*** Input data ***

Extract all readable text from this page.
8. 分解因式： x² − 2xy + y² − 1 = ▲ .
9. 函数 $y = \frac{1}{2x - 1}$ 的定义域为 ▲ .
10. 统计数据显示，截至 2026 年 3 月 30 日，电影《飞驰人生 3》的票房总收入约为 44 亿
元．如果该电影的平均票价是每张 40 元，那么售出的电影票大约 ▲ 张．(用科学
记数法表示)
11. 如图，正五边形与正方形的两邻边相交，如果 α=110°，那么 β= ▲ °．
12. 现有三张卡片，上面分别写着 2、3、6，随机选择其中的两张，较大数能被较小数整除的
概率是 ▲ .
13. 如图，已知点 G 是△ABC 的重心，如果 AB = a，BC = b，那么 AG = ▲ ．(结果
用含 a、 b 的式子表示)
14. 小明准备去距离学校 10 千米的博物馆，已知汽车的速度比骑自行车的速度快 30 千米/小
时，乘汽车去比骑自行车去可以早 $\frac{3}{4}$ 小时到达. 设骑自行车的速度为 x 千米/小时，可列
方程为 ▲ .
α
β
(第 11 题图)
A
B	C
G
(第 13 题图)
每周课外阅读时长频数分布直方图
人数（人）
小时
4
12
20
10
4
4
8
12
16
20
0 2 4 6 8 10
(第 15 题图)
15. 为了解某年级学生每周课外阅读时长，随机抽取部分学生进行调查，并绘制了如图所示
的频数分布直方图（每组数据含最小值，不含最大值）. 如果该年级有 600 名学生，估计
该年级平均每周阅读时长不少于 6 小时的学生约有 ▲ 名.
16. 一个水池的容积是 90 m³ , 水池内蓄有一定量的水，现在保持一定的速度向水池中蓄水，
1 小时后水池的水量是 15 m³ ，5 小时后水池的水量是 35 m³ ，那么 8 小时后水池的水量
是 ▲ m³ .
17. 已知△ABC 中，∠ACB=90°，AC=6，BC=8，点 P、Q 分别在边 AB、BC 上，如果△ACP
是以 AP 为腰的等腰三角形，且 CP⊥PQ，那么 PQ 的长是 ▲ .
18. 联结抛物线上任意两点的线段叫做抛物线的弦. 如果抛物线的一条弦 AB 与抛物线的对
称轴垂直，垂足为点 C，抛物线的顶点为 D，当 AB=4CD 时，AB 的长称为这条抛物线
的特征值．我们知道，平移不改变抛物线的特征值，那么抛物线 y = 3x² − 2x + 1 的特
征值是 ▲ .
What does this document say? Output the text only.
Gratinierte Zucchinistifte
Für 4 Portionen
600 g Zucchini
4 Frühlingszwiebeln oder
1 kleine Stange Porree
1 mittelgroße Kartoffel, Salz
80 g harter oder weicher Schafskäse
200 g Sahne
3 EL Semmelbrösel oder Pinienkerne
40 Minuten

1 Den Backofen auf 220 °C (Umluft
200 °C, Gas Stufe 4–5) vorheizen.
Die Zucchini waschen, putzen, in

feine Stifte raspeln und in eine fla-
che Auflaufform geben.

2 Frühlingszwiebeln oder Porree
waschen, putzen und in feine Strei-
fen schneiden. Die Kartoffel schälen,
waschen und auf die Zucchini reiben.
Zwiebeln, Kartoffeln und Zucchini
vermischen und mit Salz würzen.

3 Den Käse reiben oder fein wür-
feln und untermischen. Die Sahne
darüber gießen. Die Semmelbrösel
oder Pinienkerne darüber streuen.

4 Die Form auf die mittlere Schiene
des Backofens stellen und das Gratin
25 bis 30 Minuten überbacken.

***

- _Requirements_
Write out every entry again, keeping each line exactly the same.

- _Answer to the problem_
Extract all readable text from this page.
8. 分解因式： x² − 2xy + y² − 1 = ▲ .
9. 函数 $y = \frac{1}{2x - 1}$ 的定义域为 ▲ .
10. 统计数据显示，截至 2026 年 3 月 30 日，电影《飞驰人生 3》的票房总收入约为 44 亿
元．如果该电影的平均票价是每张 40 元，那么售出的电影票大约 ▲ 张．(用科学
记数法表示)
11. 如图，正五边形与正方形的两邻边相交，如果 α=110°，那么 β= ▲ °．
12. 现有三张卡片，上面分别写着 2、3、6，随机选择其中的两张，较大数能被较小数整除的
概率是 ▲ .
13. 如图，已知点 G 是△ABC 的重心，如果 AB = a，BC = b，那么 AG = ▲ ．(结果
用含 a、 b 的式子表示)
14. 小明准备去距离学校 10 千米的博物馆，已知汽车的速度比骑自行车的速度快 30 千米/小
时，乘汽车去比骑自行车去可以早 $\frac{3}{4}$ 小时到达. 设骑自行车的速度为 x 千米/小时，可列
方程为 ▲ .
α
β
(第 11 题图)
A
B	C
G
(第 13 题图)
每周课外阅读时长频数分布直方图
人数（人）
小时
4
12
20
10
4
4
8
12
16
20
0 2 4 6 8 10
(第 15 题图)
15. 为了解某年级学生每周课外阅读时长，随机抽取部分学生进行调查，并绘制了如图所示
的频数分布直方图（每组数据含最小值，不含最大值）. 如果该年级有 600 名学生，估计
该年级平均每周阅读时长不少于 6 小时的学生约有 ▲ 名.
16. 一个水池的容积是 90 m³ , 水池内蓄有一定量的水，现在保持一定的速度向水池中蓄水，
1 小时后水池的水量是 15 m³ ，5 小时后水池的水量是 35 m³ ，那么 8 小时后水池的水量
是 ▲ m³ .
17. 已知△ABC 中，∠ACB=90°，AC=6，BC=8，点 P、Q 分别在边 AB、BC 上，如果△ACP
是以 AP 为腰的等腰三角形，且 CP⊥PQ，那么 PQ 的长是 ▲ .
18. 联结抛物线上任意两点的线段叫做抛物线的弦. 如果抛物线的一条弦 AB 与抛物线的对
称轴垂直，垂足为点 C，抛物线的顶点为 D，当 AB=4CD 时，AB 的长称为这条抛物线
的特征值．我们知道，平移不改变抛物线的特征值，那么抛物线 y = 3x² − 2x + 1 的特
征值是 ▲ .
What does this document say? Output the text only.
Gratinierte Zucchinistifte
Für 4 Portionen
600 g Zucchini
4 Frühlingszwiebeln oder
1 kleine Stange Porree
1 mittelgroße Kartoffel, Salz
80 g harter oder weicher Schafskäse
200 g Sahne
3 EL Semmelbrösel oder Pinienkerne
40 Minuten

1 Den Backofen auf 220 °C (Umluft
200 °C, Gas Stufe 4–5) vorheizen.
Die Zucchini waschen, putzen, in

feine Stifte raspeln und in eine fla-
che Auflaufform geben.

2 Frühlingszwiebeln oder Porree
waschen, putzen und in feine Strei-
fen schneiden. Die Kartoffel schälen,
waschen und auf die Zucchini reiben.
Zwiebeln, Kartoffeln und Zucchini
vermischen und mit Salz würzen.

3 Den Käse reiben oder fein wür-
feln und untermischen. Die Sahne
darüber gießen. Die Semmelbrösel
oder Pinienkerne darüber streuen.

4 Die Form auf die mittlere Schiene
des Backofens stellen und das Gratin
25 bis 30 Minuten überbacken.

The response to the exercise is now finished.